** begin **

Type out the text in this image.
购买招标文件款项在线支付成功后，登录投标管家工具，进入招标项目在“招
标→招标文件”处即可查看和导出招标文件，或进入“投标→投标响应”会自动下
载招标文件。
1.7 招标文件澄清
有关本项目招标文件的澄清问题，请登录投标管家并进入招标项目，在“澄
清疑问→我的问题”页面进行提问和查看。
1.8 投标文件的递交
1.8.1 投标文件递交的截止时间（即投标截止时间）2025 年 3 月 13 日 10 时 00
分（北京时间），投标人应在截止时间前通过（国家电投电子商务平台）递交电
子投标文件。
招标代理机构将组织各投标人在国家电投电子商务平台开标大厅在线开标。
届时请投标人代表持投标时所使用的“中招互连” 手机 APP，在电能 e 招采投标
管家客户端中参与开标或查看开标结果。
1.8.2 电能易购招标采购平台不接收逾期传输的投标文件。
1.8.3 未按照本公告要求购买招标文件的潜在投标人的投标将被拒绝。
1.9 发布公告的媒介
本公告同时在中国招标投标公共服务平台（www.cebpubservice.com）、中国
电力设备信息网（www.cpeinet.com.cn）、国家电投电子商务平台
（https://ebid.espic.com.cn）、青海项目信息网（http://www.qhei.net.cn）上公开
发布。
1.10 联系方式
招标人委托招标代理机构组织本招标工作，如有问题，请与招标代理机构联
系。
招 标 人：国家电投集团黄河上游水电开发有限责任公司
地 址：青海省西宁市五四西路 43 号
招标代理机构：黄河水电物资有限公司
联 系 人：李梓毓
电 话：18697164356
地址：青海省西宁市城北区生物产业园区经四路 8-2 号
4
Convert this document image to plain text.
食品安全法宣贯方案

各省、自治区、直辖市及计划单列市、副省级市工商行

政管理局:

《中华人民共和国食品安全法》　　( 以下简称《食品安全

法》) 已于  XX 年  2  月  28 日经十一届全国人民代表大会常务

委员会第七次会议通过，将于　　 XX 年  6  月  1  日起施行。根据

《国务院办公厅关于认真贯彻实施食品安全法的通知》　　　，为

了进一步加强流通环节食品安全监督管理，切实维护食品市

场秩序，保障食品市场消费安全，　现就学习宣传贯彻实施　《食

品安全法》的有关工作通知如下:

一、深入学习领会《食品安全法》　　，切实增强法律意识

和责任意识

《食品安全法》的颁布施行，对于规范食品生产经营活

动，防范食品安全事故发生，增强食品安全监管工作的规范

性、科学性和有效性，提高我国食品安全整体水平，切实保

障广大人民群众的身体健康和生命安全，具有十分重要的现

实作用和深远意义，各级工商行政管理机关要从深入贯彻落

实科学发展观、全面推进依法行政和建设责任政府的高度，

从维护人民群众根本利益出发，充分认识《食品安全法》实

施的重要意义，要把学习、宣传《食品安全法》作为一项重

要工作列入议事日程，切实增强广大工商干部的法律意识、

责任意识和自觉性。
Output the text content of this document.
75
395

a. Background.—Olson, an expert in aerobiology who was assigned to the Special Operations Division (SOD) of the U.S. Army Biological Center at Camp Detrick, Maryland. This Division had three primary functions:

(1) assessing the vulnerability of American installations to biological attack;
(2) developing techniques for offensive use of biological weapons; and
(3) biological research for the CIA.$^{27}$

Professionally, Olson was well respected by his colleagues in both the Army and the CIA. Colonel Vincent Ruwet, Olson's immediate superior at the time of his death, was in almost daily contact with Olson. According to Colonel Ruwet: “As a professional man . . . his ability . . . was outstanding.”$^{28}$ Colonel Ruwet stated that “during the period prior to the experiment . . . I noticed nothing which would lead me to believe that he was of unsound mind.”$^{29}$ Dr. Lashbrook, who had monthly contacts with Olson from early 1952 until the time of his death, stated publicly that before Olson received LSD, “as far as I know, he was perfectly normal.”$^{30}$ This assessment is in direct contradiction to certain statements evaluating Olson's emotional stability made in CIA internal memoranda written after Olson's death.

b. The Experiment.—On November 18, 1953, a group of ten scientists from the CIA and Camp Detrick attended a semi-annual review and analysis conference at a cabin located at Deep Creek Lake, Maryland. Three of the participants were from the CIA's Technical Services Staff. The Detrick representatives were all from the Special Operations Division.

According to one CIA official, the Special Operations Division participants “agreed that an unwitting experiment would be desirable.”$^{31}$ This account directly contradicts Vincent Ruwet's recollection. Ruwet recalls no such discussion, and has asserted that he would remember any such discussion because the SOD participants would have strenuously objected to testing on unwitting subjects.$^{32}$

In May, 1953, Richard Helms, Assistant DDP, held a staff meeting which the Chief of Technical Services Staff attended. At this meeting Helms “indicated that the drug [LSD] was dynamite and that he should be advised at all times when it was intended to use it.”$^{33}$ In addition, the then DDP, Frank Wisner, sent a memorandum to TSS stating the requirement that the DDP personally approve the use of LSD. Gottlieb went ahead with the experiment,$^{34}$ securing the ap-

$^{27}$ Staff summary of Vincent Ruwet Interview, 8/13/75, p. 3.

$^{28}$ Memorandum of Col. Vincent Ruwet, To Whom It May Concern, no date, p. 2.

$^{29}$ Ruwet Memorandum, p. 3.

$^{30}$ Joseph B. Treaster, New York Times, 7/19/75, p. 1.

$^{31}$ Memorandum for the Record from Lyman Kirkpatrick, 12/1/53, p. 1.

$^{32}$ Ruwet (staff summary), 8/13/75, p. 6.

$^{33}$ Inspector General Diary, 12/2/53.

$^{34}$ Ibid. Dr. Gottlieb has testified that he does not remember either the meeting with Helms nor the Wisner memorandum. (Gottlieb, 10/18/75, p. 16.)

** end **

__Task to carry out__:
Repeat all the records. Match each line exactly.

__The result__:
Type out the text in this image.
购买招标文件款项在线支付成功后，登录投标管家工具，进入招标项目在“招
标→招标文件”处即可查看和导出招标文件，或进入“投标→投标响应”会自动下
载招标文件。
1.7 招标文件澄清
有关本项目招标文件的澄清问题，请登录投标管家并进入招标项目，在“澄
清疑问→我的问题”页面进行提问和查看。
1.8 投标文件的递交
1.8.1 投标文件递交的截止时间（即投标截止时间）2025 年 3 月 13 日 10 时 00
分（北京时间），投标人应在截止时间前通过（国家电投电子商务平台）递交电
子投标文件。
招标代理机构将组织各投标人在国家电投电子商务平台开标大厅在线开标。
届时请投标人代表持投标时所使用的“中招互连” 手机 APP，在电能 e 招采投标
管家客户端中参与开标或查看开标结果。
1.8.2 电能易购招标采购平台不接收逾期传输的投标文件。
1.8.3 未按照本公告要求购买招标文件的潜在投标人的投标将被拒绝。
1.9 发布公告的媒介
本公告同时在中国招标投标公共服务平台（www.cebpubservice.com）、中国
电力设备信息网（www.cpeinet.com.cn）、国家电投电子商务平台
（https://ebid.espic.com.cn）、青海项目信息网（http://www.qhei.net.cn）上公开
发布。
1.10 联系方式
招标人委托招标代理机构组织本招标工作，如有问题，请与招标代理机构联
系。
招 标 人：国家电投集团黄河上游水电开发有限责任公司
地 址：青海省西宁市五四西路 43 号
招标代理机构：黄河水电物资有限公司
联 系 人：李梓毓
电 话：18697164356
地址：青海省西宁市城北区生物产业园区经四路 8-2 号
4
Convert this document image to plain text.
食品安全法宣贯方案

各省、自治区、直辖市及计划单列市、副省级市工商行

政管理局:

《中华人民共和国食品安全法》　　( 以下简称《食品安全

法》) 已于  XX 年  2  月  28 日经十一届全国人民代表大会常务

委员会第七次会议通过，将于　　 XX 年  6  月  1  日起施行。根据

《国务院办公厅关于认真贯彻实施食品安全法的通知》　　　，为

了进一步加强流通环节食品安全监督管理，切实维护食品市

场秩序，保障食品市场消费安全，　现就学习宣传贯彻实施　《食

品安全法》的有关工作通知如下:

一、深入学习领会《食品安全法》　　，切实增强法律意识

和责任意识

《食品安全法》的颁布施行，对于规范食品生产经营活

动，防范食品安全事故发生，增强食品安全监管工作的规范

性、科学性和有效性，提高我国食品安全整体水平，切实保

障广大人民群众的身体健康和生命安全，具有十分重要的现

实作用和深远意义，各级工商行政管理机关要从深入贯彻落

实科学发展观、全面推进依法行政和建设责任政府的高度，

从维护人民群众根本利益出发，充分认识《食品安全法》实

施的重要意义，要把学习、宣传《食品安全法》作为一项重

要工作列入议事日程，切实增强广大工商干部的法律意识、

责任意识和自觉性。
Output the text content of this document.
75
395

a. Background.—Olson, an expert in aerobiology who was assigned to the Special Operations Division (SOD) of the U.S. Army Biological Center at Camp Detrick, Maryland. This Division had three primary functions:

(1) assessing the vulnerability of American installations to biological attack;
(2) developing techniques for offensive use of biological weapons; and
(3) biological research for the CIA.$^{27}$

Professionally, Olson was well respected by his colleagues in both the Army and the CIA. Colonel Vincent Ruwet, Olson's immediate superior at the time of his death, was in almost daily contact with Olson. According to Colonel Ruwet: “As a professional man . . . his ability . . . was outstanding.”$^{28}$ Colonel Ruwet stated that “during the period prior to the experiment . . . I noticed nothing which would lead me to believe that he was of unsound mind.”$^{29}$ Dr. Lashbrook, who had monthly contacts with Olson from early 1952 until the time of his death, stated publicly that before Olson received LSD, “as far as I know, he was perfectly normal.”$^{30}$ This assessment is in direct contradiction to certain statements evaluating Olson's emotional stability made in CIA internal memoranda written after Olson's death.

b. The Experiment.—On November 18, 1953, a group of ten scientists from the CIA and Camp Detrick attended a semi-annual review and analysis conference at a cabin located at Deep Creek Lake, Maryland. Three of the participants were from the CIA's Technical Services Staff. The Detrick representatives were all from the Special Operations Division.

According to one CIA official, the Special Operations Division participants “agreed that an unwitting experiment would be desirable.”$^{31}$ This account directly contradicts Vincent Ruwet's recollection. Ruwet recalls no such discussion, and has asserted that he would remember any such discussion because the SOD participants would have strenuously objected to testing on unwitting subjects.$^{32}$

In May, 1953, Richard Helms, Assistant DDP, held a staff meeting which the Chief of Technical Services Staff attended. At this meeting Helms “indicated that the drug [LSD] was dynamite and that he should be advised at all times when it was intended to use it.”$^{33}$ In addition, the then DDP, Frank Wisner, sent a memorandum to TSS stating the requirement that the DDP personally approve the use of LSD. Gottlieb went ahead with the experiment,$^{34}$ securing the ap-

$^{27}$ Staff summary of Vincent Ruwet Interview, 8/13/75, p. 3.

$^{28}$ Memorandum of Col. Vincent Ruwet, To Whom It May Concern, no date, p. 2.

$^{29}$ Ruwet Memorandum, p. 3.

$^{30}$ Joseph B. Treaster, New York Times, 7/19/75, p. 1.

$^{31}$ Memorandum for the Record from Lyman Kirkpatrick, 12/1/53, p. 1.

$^{32}$ Ruwet (staff summary), 8/13/75, p. 6.

$^{33}$ Inspector General Diary, 12/2/53.

$^{34}$ Ibid. Dr. Gottlieb has testified that he does not remember either the meeting with Helms nor the Wisner memorandum. (Gottlieb, 10/18/75, p. 16.)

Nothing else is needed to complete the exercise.